■ YOUR TASK ■
In the entries below, find the lines that contain the word "Подпрограмма" and copy them.

■ Stored dataset items ■
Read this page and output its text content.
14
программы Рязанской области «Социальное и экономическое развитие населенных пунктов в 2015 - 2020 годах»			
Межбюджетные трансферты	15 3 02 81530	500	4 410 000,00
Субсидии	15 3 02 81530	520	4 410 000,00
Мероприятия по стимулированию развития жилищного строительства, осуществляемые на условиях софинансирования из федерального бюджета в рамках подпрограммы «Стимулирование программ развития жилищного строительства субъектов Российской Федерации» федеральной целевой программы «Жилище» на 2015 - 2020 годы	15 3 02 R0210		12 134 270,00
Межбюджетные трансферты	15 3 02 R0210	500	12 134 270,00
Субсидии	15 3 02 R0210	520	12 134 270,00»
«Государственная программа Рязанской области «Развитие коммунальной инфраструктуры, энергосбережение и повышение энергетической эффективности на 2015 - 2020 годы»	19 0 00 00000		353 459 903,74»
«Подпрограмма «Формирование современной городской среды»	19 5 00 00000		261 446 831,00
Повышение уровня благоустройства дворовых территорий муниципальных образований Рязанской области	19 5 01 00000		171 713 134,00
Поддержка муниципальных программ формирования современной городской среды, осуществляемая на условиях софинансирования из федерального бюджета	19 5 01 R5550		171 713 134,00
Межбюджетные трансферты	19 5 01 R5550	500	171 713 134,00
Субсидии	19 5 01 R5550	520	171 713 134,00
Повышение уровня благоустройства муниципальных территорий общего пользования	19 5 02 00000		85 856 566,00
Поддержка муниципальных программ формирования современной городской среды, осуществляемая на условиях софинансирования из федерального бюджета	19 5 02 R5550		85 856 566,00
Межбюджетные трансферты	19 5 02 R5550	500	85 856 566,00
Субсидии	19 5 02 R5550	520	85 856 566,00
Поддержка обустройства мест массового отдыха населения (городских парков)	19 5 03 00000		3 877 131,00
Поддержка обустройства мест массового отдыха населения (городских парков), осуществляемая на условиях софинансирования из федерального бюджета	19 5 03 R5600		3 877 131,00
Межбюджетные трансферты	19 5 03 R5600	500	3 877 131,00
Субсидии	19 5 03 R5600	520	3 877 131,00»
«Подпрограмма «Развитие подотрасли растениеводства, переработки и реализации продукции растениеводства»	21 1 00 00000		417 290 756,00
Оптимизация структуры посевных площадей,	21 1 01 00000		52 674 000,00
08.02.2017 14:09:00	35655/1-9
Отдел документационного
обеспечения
* * *
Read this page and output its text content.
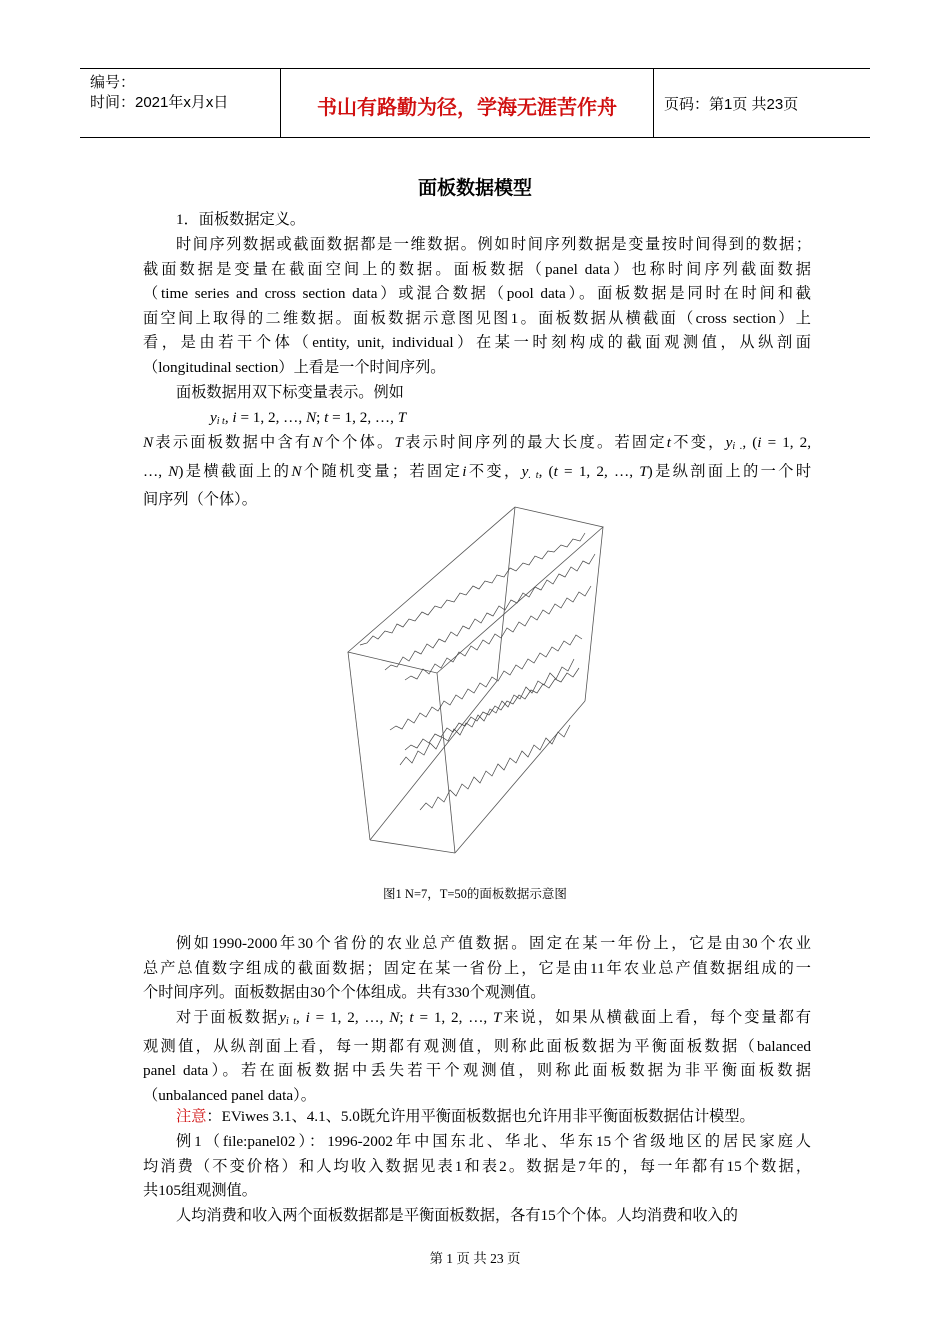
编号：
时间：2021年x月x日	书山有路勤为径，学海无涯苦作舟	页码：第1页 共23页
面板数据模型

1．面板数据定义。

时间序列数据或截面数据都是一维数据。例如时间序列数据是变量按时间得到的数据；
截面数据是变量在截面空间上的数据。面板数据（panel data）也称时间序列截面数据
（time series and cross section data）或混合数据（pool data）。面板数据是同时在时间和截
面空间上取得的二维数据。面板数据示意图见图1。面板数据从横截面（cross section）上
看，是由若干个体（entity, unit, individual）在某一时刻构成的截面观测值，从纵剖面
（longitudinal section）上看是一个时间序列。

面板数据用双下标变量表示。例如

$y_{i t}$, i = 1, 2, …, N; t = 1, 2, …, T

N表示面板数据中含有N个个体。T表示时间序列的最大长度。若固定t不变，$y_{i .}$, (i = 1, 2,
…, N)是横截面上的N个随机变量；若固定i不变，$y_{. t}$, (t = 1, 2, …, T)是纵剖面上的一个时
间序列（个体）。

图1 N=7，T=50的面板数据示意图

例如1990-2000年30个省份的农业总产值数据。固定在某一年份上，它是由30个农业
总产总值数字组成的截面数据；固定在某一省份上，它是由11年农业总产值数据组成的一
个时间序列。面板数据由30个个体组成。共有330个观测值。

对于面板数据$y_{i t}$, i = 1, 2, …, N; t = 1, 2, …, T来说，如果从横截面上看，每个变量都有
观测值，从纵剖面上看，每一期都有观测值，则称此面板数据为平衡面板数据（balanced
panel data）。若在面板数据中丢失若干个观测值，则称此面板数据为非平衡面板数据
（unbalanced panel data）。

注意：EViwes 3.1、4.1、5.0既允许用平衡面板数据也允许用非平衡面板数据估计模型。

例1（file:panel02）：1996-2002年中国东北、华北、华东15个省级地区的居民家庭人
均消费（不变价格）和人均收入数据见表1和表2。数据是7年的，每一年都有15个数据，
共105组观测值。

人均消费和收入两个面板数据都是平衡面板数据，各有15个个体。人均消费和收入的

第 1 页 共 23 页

■ THE RESULT ■
«Подпрограмма «Формирование современной городской среды»	19 5 00 00000		261 446 831,00
«Подпрограмма «Развитие подотрасли растениеводства, переработки и реализации продукции растениеводства»	21 1 00 00000		417 290 756,00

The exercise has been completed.